§ Dataset

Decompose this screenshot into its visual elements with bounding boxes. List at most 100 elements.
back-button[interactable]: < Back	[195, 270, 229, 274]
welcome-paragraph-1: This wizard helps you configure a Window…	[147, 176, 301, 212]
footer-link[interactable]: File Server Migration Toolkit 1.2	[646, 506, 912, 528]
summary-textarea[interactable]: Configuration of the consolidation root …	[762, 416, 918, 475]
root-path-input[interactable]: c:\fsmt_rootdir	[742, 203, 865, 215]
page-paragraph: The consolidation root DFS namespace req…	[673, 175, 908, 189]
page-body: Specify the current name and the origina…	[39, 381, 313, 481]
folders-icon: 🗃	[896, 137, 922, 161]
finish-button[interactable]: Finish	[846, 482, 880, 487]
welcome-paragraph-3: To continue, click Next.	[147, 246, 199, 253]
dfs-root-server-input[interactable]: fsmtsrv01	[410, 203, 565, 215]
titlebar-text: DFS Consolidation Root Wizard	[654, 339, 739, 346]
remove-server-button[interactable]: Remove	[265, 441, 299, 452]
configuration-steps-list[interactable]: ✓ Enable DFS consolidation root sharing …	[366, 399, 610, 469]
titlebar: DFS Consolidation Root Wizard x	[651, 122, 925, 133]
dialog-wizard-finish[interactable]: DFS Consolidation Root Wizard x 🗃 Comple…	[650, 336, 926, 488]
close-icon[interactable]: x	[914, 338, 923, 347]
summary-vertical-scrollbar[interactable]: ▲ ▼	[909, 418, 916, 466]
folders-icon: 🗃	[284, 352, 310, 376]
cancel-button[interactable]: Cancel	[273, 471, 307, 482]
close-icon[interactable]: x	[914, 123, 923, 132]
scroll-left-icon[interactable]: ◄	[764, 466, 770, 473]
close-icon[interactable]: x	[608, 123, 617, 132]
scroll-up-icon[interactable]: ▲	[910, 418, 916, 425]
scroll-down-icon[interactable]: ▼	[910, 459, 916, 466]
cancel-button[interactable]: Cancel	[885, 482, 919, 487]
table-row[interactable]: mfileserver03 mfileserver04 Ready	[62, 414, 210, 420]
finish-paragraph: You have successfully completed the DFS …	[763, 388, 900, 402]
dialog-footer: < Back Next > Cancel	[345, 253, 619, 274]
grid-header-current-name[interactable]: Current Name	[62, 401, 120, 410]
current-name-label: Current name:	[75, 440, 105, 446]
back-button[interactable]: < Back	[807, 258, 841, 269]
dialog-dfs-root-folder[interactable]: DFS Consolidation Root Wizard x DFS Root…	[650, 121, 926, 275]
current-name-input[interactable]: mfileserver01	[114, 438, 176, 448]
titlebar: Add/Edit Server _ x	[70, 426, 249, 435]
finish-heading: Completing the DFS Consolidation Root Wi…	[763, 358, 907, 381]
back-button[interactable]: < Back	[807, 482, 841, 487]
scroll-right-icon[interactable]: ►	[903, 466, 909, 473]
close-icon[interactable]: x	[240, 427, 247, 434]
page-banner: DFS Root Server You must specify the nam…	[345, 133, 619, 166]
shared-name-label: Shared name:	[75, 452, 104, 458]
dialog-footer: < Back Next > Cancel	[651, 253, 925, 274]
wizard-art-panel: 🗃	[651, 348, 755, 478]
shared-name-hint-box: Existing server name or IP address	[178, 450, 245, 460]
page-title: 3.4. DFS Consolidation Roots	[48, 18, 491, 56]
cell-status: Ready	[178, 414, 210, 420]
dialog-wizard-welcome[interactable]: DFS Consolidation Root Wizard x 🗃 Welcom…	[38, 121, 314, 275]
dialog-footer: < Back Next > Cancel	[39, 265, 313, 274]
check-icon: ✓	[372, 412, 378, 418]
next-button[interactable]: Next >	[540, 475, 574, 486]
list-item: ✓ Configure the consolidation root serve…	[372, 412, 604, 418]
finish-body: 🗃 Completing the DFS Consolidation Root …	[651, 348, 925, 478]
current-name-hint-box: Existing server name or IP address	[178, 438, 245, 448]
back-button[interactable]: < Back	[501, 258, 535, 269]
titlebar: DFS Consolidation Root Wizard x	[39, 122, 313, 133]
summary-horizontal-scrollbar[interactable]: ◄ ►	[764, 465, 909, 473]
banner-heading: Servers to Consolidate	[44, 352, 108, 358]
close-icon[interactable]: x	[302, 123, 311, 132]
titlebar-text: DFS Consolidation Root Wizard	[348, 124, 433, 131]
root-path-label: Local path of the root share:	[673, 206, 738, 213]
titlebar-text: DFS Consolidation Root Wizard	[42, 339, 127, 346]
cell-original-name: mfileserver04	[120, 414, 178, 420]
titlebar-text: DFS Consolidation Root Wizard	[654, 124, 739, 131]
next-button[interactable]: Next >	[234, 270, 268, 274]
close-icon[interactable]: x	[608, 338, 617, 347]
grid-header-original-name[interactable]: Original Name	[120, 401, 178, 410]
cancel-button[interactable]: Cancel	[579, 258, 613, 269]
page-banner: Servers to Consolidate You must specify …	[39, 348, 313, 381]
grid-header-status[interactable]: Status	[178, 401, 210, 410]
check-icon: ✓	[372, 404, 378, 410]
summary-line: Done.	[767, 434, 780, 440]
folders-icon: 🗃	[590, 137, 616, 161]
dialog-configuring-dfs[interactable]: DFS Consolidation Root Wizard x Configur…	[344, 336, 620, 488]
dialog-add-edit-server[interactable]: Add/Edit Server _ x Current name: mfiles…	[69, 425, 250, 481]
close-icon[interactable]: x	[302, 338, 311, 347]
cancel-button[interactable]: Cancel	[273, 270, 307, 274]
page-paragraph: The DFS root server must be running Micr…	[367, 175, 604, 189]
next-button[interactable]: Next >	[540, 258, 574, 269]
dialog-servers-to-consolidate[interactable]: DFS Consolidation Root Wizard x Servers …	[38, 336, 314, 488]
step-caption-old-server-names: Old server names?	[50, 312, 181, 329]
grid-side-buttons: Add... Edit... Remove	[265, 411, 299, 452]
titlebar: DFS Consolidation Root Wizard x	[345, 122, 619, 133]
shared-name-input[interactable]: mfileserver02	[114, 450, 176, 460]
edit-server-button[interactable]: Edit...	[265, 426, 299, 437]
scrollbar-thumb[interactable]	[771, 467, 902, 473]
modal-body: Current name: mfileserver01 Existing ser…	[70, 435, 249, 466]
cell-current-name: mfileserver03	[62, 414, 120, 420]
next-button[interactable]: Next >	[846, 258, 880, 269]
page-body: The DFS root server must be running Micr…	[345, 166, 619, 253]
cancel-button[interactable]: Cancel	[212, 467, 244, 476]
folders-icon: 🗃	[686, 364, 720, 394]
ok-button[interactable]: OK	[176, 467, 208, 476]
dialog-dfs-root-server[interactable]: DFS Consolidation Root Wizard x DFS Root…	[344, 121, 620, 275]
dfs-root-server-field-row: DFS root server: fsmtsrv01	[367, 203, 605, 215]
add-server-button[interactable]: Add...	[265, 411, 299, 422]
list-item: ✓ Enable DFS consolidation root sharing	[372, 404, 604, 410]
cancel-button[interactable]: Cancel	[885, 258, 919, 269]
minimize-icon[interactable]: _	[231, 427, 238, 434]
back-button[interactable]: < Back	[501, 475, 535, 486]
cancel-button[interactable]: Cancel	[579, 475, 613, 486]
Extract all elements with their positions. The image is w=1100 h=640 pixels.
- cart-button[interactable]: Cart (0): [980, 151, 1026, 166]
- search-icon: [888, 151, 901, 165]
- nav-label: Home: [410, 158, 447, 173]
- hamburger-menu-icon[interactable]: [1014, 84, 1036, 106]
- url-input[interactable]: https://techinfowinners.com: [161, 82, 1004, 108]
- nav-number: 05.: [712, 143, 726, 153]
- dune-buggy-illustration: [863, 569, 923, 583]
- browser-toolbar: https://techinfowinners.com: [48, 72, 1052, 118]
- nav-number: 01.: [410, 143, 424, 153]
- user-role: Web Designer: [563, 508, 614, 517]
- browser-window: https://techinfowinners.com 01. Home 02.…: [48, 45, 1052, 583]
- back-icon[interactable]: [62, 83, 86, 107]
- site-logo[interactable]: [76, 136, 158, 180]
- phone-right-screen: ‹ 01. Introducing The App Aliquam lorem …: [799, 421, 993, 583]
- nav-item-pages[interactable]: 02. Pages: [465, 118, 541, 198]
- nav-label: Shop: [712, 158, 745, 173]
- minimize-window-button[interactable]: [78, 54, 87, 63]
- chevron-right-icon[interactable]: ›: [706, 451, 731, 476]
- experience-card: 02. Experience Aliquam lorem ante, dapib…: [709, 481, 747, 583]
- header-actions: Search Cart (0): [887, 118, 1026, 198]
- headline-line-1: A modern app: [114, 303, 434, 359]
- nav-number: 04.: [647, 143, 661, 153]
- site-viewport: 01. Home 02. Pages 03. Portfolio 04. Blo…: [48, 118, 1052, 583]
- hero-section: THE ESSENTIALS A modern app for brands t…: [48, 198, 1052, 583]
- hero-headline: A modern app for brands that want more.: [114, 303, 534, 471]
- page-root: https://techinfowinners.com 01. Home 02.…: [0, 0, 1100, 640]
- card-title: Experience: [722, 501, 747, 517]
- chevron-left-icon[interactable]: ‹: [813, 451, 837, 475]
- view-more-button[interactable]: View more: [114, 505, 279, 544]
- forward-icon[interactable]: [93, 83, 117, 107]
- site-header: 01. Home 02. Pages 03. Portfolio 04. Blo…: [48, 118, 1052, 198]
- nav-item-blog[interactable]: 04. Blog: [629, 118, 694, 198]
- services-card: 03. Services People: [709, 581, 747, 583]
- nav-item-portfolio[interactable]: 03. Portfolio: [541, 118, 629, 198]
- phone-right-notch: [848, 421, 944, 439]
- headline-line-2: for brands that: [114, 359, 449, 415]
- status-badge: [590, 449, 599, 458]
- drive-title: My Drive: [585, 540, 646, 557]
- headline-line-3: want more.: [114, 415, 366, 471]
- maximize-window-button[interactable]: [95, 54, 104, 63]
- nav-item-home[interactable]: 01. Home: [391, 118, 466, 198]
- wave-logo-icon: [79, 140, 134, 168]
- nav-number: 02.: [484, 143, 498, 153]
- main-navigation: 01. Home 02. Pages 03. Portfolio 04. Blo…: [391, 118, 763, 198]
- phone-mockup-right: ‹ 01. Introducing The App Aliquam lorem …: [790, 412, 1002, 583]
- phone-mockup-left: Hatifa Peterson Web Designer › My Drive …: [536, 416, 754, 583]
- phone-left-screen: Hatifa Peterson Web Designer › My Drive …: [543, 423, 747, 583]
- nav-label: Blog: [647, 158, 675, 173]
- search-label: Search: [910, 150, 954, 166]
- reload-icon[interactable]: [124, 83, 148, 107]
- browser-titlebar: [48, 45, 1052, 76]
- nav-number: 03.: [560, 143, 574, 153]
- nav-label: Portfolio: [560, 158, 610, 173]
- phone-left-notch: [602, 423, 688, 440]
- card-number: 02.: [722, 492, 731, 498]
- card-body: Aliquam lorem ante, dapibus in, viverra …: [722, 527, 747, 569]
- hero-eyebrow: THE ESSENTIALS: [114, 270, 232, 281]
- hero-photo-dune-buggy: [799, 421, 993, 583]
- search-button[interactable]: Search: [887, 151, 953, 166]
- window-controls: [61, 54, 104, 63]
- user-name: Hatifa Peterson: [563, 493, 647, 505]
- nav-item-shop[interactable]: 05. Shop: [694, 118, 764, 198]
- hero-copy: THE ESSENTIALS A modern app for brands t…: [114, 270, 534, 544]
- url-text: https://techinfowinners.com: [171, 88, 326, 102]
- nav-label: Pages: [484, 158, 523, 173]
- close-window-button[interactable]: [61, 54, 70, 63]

§ Requirement
Put everything from the start of the data down to the line containing "summary-textarea[interactable]: Configuration of" into a JSON list of strings, one string per line and no blank lines.

§ Answer for this exercise
[
  "Decompose this screenshot into its visual elements with bounding boxes. List at most 100 elements.",
  "back-button[interactable]: < Back\t[195, 270, 229, 274]",
  "welcome-paragraph-1: This wizard helps you configure a Window…\t[147, 176, 301, 212]",
  "footer-link[interactable]: File Server Migration Toolkit 1.2\t[646, 506, 912, 528]",
  "summary-textarea[interactable]: Configuration of the consolidation root …\t[762, 416, 918, 475]"
]